─── Input data

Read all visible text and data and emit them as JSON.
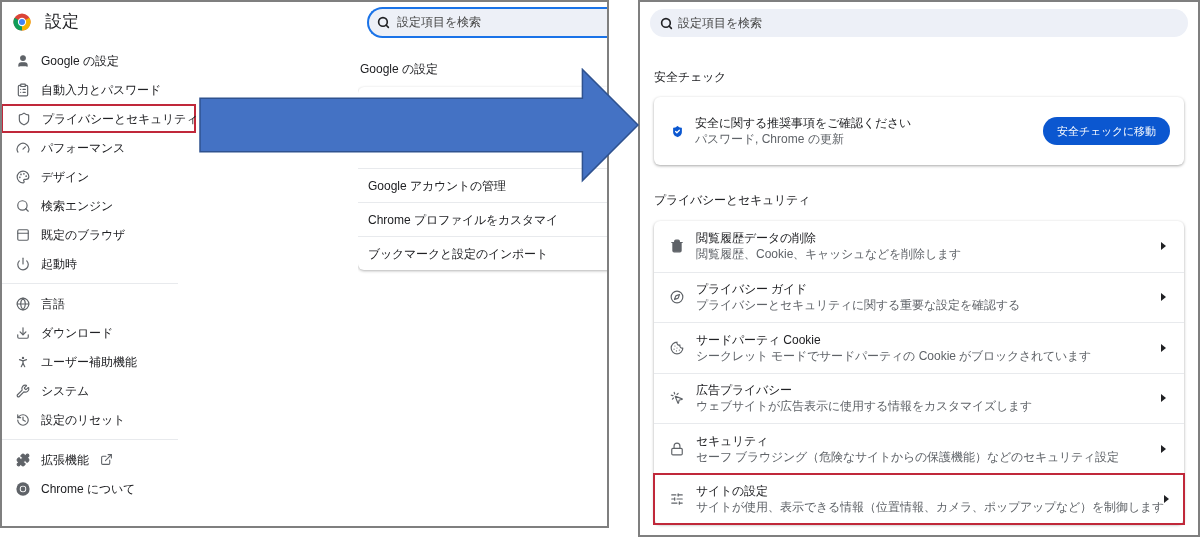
{
  "left_screen": {
    "title": "設定",
    "search": {
      "placeholder": "設定項目を検索"
    },
    "sidebar": {
      "groups": [
        {
          "items": [
            {
              "label": "Google の設定",
              "highlighted": false
            },
            {
              "label": "自動入力とパスワード",
              "highlighted": false
            },
            {
              "label": "プライバシーとセキュリティ",
              "highlighted": true
            },
            {
              "label": "パフォーマンス",
              "highlighted": false
            },
            {
              "label": "デザイン",
              "highlighted": false
            },
            {
              "label": "検索エンジン",
              "highlighted": false
            },
            {
              "label": "既定のブラウザ",
              "highlighted": false
            },
            {
              "label": "起動時",
              "highlighted": false
            }
          ]
        },
        {
          "items": [
            {
              "label": "言語",
              "highlighted": false
            },
            {
              "label": "ダウンロード",
              "highlighted": false
            },
            {
              "label": "ユーザー補助機能",
              "highlighted": false
            },
            {
              "label": "システム",
              "highlighted": false
            },
            {
              "label": "設定のリセット",
              "highlighted": false
            }
          ]
        },
        {
          "items": [
            {
              "label": "拡張機能",
              "highlighted": false,
              "external": true
            },
            {
              "label": "Chrome について",
              "highlighted": false,
              "external": false
            }
          ]
        }
      ]
    },
    "section_title": "Google の設定",
    "card_rows": [
      "Google アカウントの管理",
      "Chrome プロファイルをカスタマイ",
      "ブックマークと設定のインポート"
    ]
  },
  "right_screen": {
    "search": {
      "placeholder": "設定項目を検索"
    },
    "safety_check": {
      "heading": "安全チェック",
      "title": "安全に関する推奨事項をご確認ください",
      "subtitle": "パスワード, Chrome の更新",
      "button": "安全チェックに移動"
    },
    "privacy": {
      "heading": "プライバシーとセキュリティ",
      "rows": [
        {
          "title": "閲覧履歴データの削除",
          "subtitle": "閲覧履歴、Cookie、キャッシュなどを削除します",
          "highlighted": false
        },
        {
          "title": "プライバシー ガイド",
          "subtitle": "プライバシーとセキュリティに関する重要な設定を確認する",
          "highlighted": false
        },
        {
          "title": "サードパーティ Cookie",
          "subtitle": "シークレット モードでサードパーティの Cookie がブロックされています",
          "highlighted": false
        },
        {
          "title": "広告プライバシー",
          "subtitle": "ウェブサイトが広告表示に使用する情報をカスタマイズします",
          "highlighted": false
        },
        {
          "title": "セキュリティ",
          "subtitle": "セーフ ブラウジング（危険なサイトからの保護機能）などのセキュリティ設定",
          "highlighted": false
        },
        {
          "title": "サイトの設定",
          "subtitle": "サイトが使用、表示できる情報（位置情報、カメラ、ポップアップなど）を制御します",
          "highlighted": true
        }
      ]
    }
  }
}
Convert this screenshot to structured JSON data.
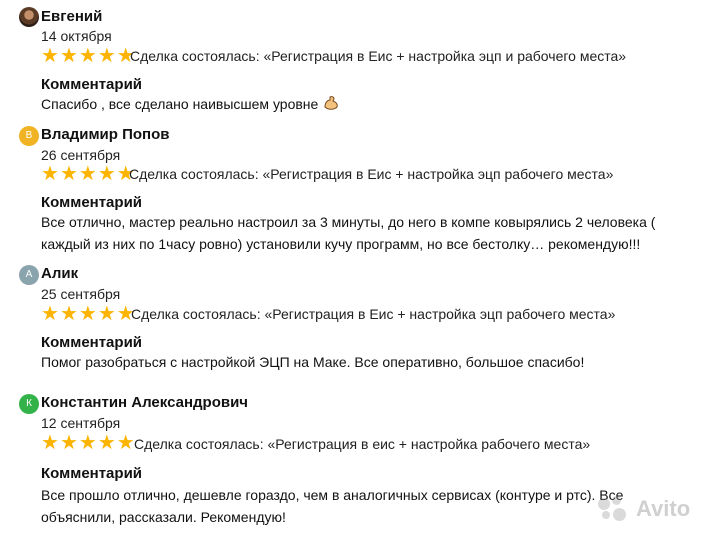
{
  "reviews": [
    {
      "name": "Евгений",
      "avatar_letter": "",
      "avatar_color": "#5a3a25",
      "date": "14 октября",
      "rating": 5,
      "deal": "Сделка состоялась: «Регистрация в Еис + настройка эцп и рабочего места»",
      "comment_title": "Комментарий",
      "comment": "Спасибо , все сделано наивысшем уровне",
      "comment_emoji": "muscle-emoji"
    },
    {
      "name": "Владимир Попов",
      "avatar_letter": "В",
      "avatar_color": "#f0b323",
      "date": "26 сентября",
      "rating": 5,
      "deal": "Сделка состоялась: «Регистрация в Еис + настройка эцп рабочего места»",
      "comment_title": "Комментарий",
      "comment": "Все отлично, мастер реально настроил за 3 минуты, до него в компе ковырялись 2 человека ( каждый из них по 1часу ровно) установили кучу программ, но все бестолку… рекомендую!!!"
    },
    {
      "name": "Алик",
      "avatar_letter": "А",
      "avatar_color": "#8aa4ad",
      "date": "25 сентября",
      "rating": 5,
      "deal": "Сделка состоялась: «Регистрация в Еис + настройка эцп рабочего места»",
      "comment_title": "Комментарий",
      "comment": "Помог разобраться с настройкой ЭЦП на Маке. Все оперативно, большое спасибо!"
    },
    {
      "name": "Константин Александрович",
      "avatar_letter": "К",
      "avatar_color": "#33b24a",
      "date": "12 сентября",
      "rating": 5,
      "deal": "Сделка состоялась: «Регистрация в еис + настройка рабочего места»",
      "comment_title": "Комментарий",
      "comment": "Все прошло отлично, дешевле гораздо, чем в аналогичных сервисах (контуре и ртс). Все объяснили, рассказали. Рекомендую!"
    }
  ],
  "watermark": {
    "text": "Avito"
  }
}
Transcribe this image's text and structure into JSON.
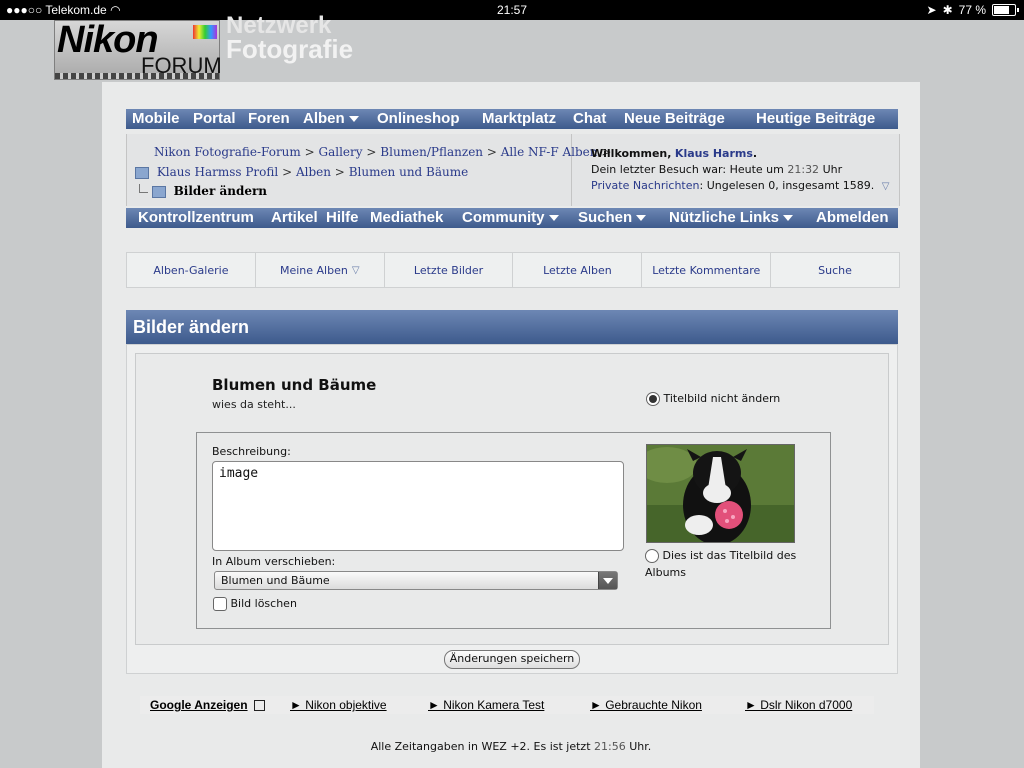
{
  "statusbar": {
    "carrier": "●●●○○ Telekom.de",
    "wifi_icon": "wifi-icon",
    "time": "21:57",
    "battery": "77 %",
    "battery_level": 0.77
  },
  "header": {
    "logo_text": "Nikon",
    "logo_sub": "FORUM",
    "brand_top": "Netzwerk",
    "brand": "Fotografie"
  },
  "top_nav": [
    "Mobile",
    "Portal",
    "Foren",
    "Alben",
    "Onlineshop",
    "Marktplatz",
    "Chat",
    "Neue Beiträge",
    "Heutige Beiträge"
  ],
  "breadcrumbs": {
    "line1": [
      "Nikon Fotografie-Forum",
      "Gallery",
      "Blumen/Pflanzen",
      "Alle NF-F Alben"
    ],
    "line2": [
      "Klaus Harmss Profil",
      "Alben",
      "Blumen und Bäume"
    ],
    "current": "Bilder ändern"
  },
  "welcome": {
    "greeting": "Willkommen,",
    "user": "Klaus Harms",
    "last_visit_label": "Dein letzter Besuch war: Heute um",
    "last_visit_time": "21:32",
    "last_visit_suffix": "Uhr",
    "pm_label": "Private Nachrichten",
    "pm_text": ": Ungelesen 0, insgesamt 1589."
  },
  "second_nav": [
    "Kontrollzentrum",
    "Artikel",
    "Hilfe",
    "Mediathek",
    "Community",
    "Suchen",
    "Nützliche Links",
    "Abmelden"
  ],
  "sub_nav": [
    "Alben-Galerie",
    "Meine Alben",
    "Letzte Bilder",
    "Letzte Alben",
    "Letzte Kommentare",
    "Suche"
  ],
  "panel": {
    "title": "Bilder ändern",
    "album_title": "Blumen und Bäume",
    "album_desc": "wies da steht...",
    "keep_cover_label": "Titelbild nicht ändern",
    "description_label": "Beschreibung:",
    "description_value": "image",
    "move_label": "In Album verschieben:",
    "move_value": "Blumen und Bäume",
    "delete_label": "Bild löschen",
    "cover_label": "Dies ist das Titelbild des Albums",
    "save_label": "Änderungen speichern"
  },
  "ads": {
    "label": "Google Anzeigen",
    "links": [
      "► Nikon objektive",
      "► Nikon Kamera Test",
      "► Gebrauchte Nikon",
      "► Dslr Nikon d7000"
    ]
  },
  "footer": {
    "prefix": "Alle Zeitangaben in WEZ +2. Es ist jetzt",
    "time": "21:56",
    "suffix": "Uhr."
  },
  "colors": {
    "nav_top": "#6d87b4",
    "nav_bottom": "#3d5a8c",
    "link": "#2a3a8a",
    "page_bg": "#c8cacb"
  }
}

──────

An exact transcription of all the entries is required, without the pictures.

(Exercise solution):
Read all visible text and data and emit them as JSON.
{
  "left_screen": {
    "title": "設定",
    "search": {
      "placeholder": "設定項目を検索"
    },
    "sidebar": {
      "groups": [
        {
          "items": [
            {
              "label": "Google の設定",
              "highlighted": false
            },
            {
              "label": "自動入力とパスワード",
              "highlighted": false
            },
            {
              "label": "プライバシーとセキュリティ",
              "highlighted": true
            },
            {
              "label": "パフォーマンス",
              "highlighted": false
            },
            {
              "label": "デザイン",
              "highlighted": false
            },
            {
              "label": "検索エンジン",
              "highlighted": false
            },
            {
              "label": "既定のブラウザ",
              "highlighted": false
            },
            {
              "label": "起動時",
              "highlighted": false
            }
          ]
        },
        {
          "items": [
            {
              "label": "言語",
              "highlighted": false
            },
            {
              "label": "ダウンロード",
              "highlighted": false
            },
            {
              "label": "ユーザー補助機能",
              "highlighted": false
            },
            {
              "label": "システム",
              "highlighted": false
            },
            {
              "label": "設定のリセット",
              "highlighted": false
            }
          ]
        },
        {
          "items": [
            {
              "label": "拡張機能",
              "highlighted": false,
              "external": true
            },
            {
              "label": "Chrome について",
              "highlighted": false,
              "external": false
            }
          ]
        }
      ]
    },
    "section_title": "Google の設定",
    "card_rows": [
      "Google アカウントの管理",
      "Chrome プロファイルをカスタマイ",
      "ブックマークと設定のインポート"
    ]
  },
  "right_screen": {
    "search": {
      "placeholder": "設定項目を検索"
    },
    "safety_check": {
      "heading": "安全チェック",
      "title": "安全に関する推奨事項をご確認ください",
      "subtitle": "パスワード, Chrome の更新",
      "button": "安全チェックに移動"
    },
    "privacy": {
      "heading": "プライバシーとセキュリティ",
      "rows": [
        {
          "title": "閲覧履歴データの削除",
          "subtitle": "閲覧履歴、Cookie、キャッシュなどを削除します",
          "highlighted": false
        },
        {
          "title": "プライバシー ガイド",
          "subtitle": "プライバシーとセキュリティに関する重要な設定を確認する",
          "highlighted": false
        },
        {
          "title": "サードパーティ Cookie",
          "subtitle": "シークレット モードでサードパーティの Cookie がブロックされています",
          "highlighted": false
        },
        {
          "title": "広告プライバシー",
          "subtitle": "ウェブサイトが広告表示に使用する情報をカスタマイズします",
          "highlighted": false
        },
        {
          "title": "セキュリティ",
          "subtitle": "セーフ ブラウジング（危険なサイトからの保護機能）などのセキュリティ設定",
          "highlighted": false
        },
        {
          "title": "サイトの設定",
          "subtitle": "サイトが使用、表示できる情報（位置情報、カメラ、ポップアップなど）を制御します",
          "highlighted": true
        }
      ]
    }
  }
}
Convert this screenshot to structured JSON data.
{
  "reviews": [
    {
      "name": "Евгений",
      "avatar_letter": "",
      "avatar_color": "#5a3a25",
      "date": "14 октября",
      "rating": 5,
      "deal": "Сделка состоялась: «Регистрация в Еис + настройка эцп и рабочего места»",
      "comment_title": "Комментарий",
      "comment": "Спасибо , все сделано наивысшем уровне",
      "comment_emoji": "muscle-emoji"
    },
    {
      "name": "Владимир Попов",
      "avatar_letter": "В",
      "avatar_color": "#f0b323",
      "date": "26 сентября",
      "rating": 5,
      "deal": "Сделка состоялась: «Регистрация в Еис + настройка эцп рабочего места»",
      "comment_title": "Комментарий",
      "comment": "Все отлично, мастер реально настроил за 3 минуты, до него в компе ковырялись 2 человека ( каждый из них по 1часу ровно) установили кучу программ, но все бестолку… рекомендую!!!"
    },
    {
      "name": "Алик",
      "avatar_letter": "А",
      "avatar_color": "#8aa4ad",
      "date": "25 сентября",
      "rating": 5,
      "deal": "Сделка состоялась: «Регистрация в Еис + настройка эцп рабочего места»",
      "comment_title": "Комментарий",
      "comment": "Помог разобраться с настройкой ЭЦП на Маке. Все оперативно, большое спасибо!"
    },
    {
      "name": "Константин Александрович",
      "avatar_letter": "К",
      "avatar_color": "#33b24a",
      "date": "12 сентября",
      "rating": 5,
      "deal": "Сделка состоялась: «Регистрация в еис + настройка рабочего места»",
      "comment_title": "Комментарий",
      "comment": "Все прошло отлично, дешевле гораздо, чем в аналогичных сервисах (контуре и ртс). Все объяснили, рассказали. Рекомендую!"
    }
  ],
  "watermark": {
    "text": "Avito"
  }
}
Transcribe this image's text and structure into JSON.
{
  "statusbar": {
    "carrier": "●●●○○ Telekom.de",
    "wifi_icon": "wifi-icon",
    "time": "21:57",
    "battery": "77 %",
    "battery_level": 0.77
  },
  "header": {
    "logo_text": "Nikon",
    "logo_sub": "FORUM",
    "brand_top": "Netzwerk",
    "brand": "Fotografie"
  },
  "top_nav": [
    "Mobile",
    "Portal",
    "Foren",
    "Alben",
    "Onlineshop",
    "Marktplatz",
    "Chat",
    "Neue Beiträge",
    "Heutige Beiträge"
  ],
  "breadcrumbs": {
    "line1": [
      "Nikon Fotografie-Forum",
      "Gallery",
      "Blumen/Pflanzen",
      "Alle NF-F Alben"
    ],
    "line2": [
      "Klaus Harmss Profil",
      "Alben",
      "Blumen und Bäume"
    ],
    "current": "Bilder ändern"
  },
  "welcome": {
    "greeting": "Willkommen,",
    "user": "Klaus Harms",
    "last_visit_label": "Dein letzter Besuch war: Heute um",
    "last_visit_time": "21:32",
    "last_visit_suffix": "Uhr",
    "pm_label": "Private Nachrichten",
    "pm_text": ": Ungelesen 0, insgesamt 1589."
  },
  "second_nav": [
    "Kontrollzentrum",
    "Artikel",
    "Hilfe",
    "Mediathek",
    "Community",
    "Suchen",
    "Nützliche Links",
    "Abmelden"
  ],
  "sub_nav": [
    "Alben-Galerie",
    "Meine Alben",
    "Letzte Bilder",
    "Letzte Alben",
    "Letzte Kommentare",
    "Suche"
  ],
  "panel": {
    "title": "Bilder ändern",
    "album_title": "Blumen und Bäume",
    "album_desc": "wies da steht...",
    "keep_cover_label": "Titelbild nicht ändern",
    "description_label": "Beschreibung:",
    "description_value": "image",
    "move_label": "In Album verschieben:",
    "move_value": "Blumen und Bäume",
    "delete_label": "Bild löschen",
    "cover_label": "Dies ist das Titelbild des Albums",
    "save_label": "Änderungen speichern"
  },
  "ads": {
    "label": "Google Anzeigen",
    "links": [
      "► Nikon objektive",
      "► Nikon Kamera Test",
      "► Gebrauchte Nikon",
      "► Dslr Nikon d7000"
    ]
  },
  "footer": {
    "prefix": "Alle Zeitangaben in WEZ +2. Es ist jetzt",
    "time": "21:56",
    "suffix": "Uhr."
  },
  "colors": {
    "nav_top": "#6d87b4",
    "nav_bottom": "#3d5a8c",
    "link": "#2a3a8a",
    "page_bg": "#c8cacb"
  }
}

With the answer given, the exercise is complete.